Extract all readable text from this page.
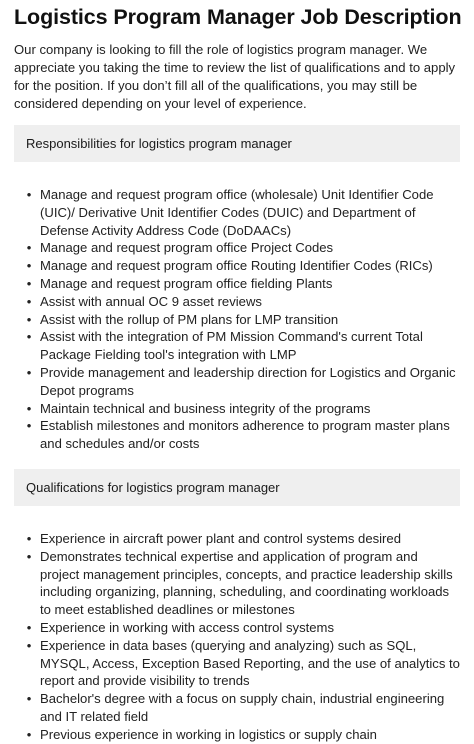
Logistics Program Manager Job Description

Our company is looking to fill the role of logistics program manager. We appreciate you taking the time to review the list of qualifications and to apply for the position. If you don’t fill all of the qualifications, you may still be considered depending on your level of experience.

Responsibilities for logistics program manager
• Manage and request program office (wholesale) Unit Identifier Code (UIC)/ Derivative Unit Identifier Codes (DUIC) and Department of Defense Activity Address Code (DoDAACs)
• Manage and request program office Project Codes
• Manage and request program office Routing Identifier Codes (RICs)
• Manage and request program office fielding Plants
• Assist with annual OC 9 asset reviews
• Assist with the rollup of PM plans for LMP transition
• Assist with the integration of PM Mission Command's current Total Package Fielding tool's integration with LMP
• Provide management and leadership direction for Logistics and Organic Depot programs
• Maintain technical and business integrity of the programs
• Establish milestones and monitors adherence to program master plans and schedules and/or costs
Qualifications for logistics program manager
• Experience in aircraft power plant and control systems desired
• Demonstrates technical expertise and application of program and project management principles, concepts, and practice leadership skills including organizing, planning, scheduling, and coordinating workloads to meet established deadlines or milestones
• Experience in working with access control systems
• Experience in data bases (querying and analyzing) such as SQL, MYSQL, Access, Exception Based Reporting, and the use of analytics to report and provide visibility to trends
• Bachelor's degree with a focus on supply chain, industrial engineering and IT related field
• Previous experience in working in logistics or supply chain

.....

Pictures in the data above should not be copied; transcribe everything else exactly.

WRITTEN REPLY:
Extract all readable text from this page.
Logistics Program Manager Job Description

Our company is looking to fill the role of logistics program manager. We appreciate you taking the time to review the list of qualifications and to apply for the position. If you don’t fill all of the qualifications, you may still be considered depending on your level of experience.

Responsibilities for logistics program manager
• Manage and request program office (wholesale) Unit Identifier Code (UIC)/ Derivative Unit Identifier Codes (DUIC) and Department of Defense Activity Address Code (DoDAACs)
• Manage and request program office Project Codes
• Manage and request program office Routing Identifier Codes (RICs)
• Manage and request program office fielding Plants
• Assist with annual OC 9 asset reviews
• Assist with the rollup of PM plans for LMP transition
• Assist with the integration of PM Mission Command's current Total Package Fielding tool's integration with LMP
• Provide management and leadership direction for Logistics and Organic Depot programs
• Maintain technical and business integrity of the programs
• Establish milestones and monitors adherence to program master plans and schedules and/or costs
Qualifications for logistics program manager
• Experience in aircraft power plant and control systems desired
• Demonstrates technical expertise and application of program and project management principles, concepts, and practice leadership skills including organizing, planning, scheduling, and coordinating workloads to meet established deadlines or milestones
• Experience in working with access control systems
• Experience in data bases (querying and analyzing) such as SQL, MYSQL, Access, Exception Based Reporting, and the use of analytics to report and provide visibility to trends
• Bachelor's degree with a focus on supply chain, industrial engineering and IT related field
• Previous experience in working in logistics or supply chain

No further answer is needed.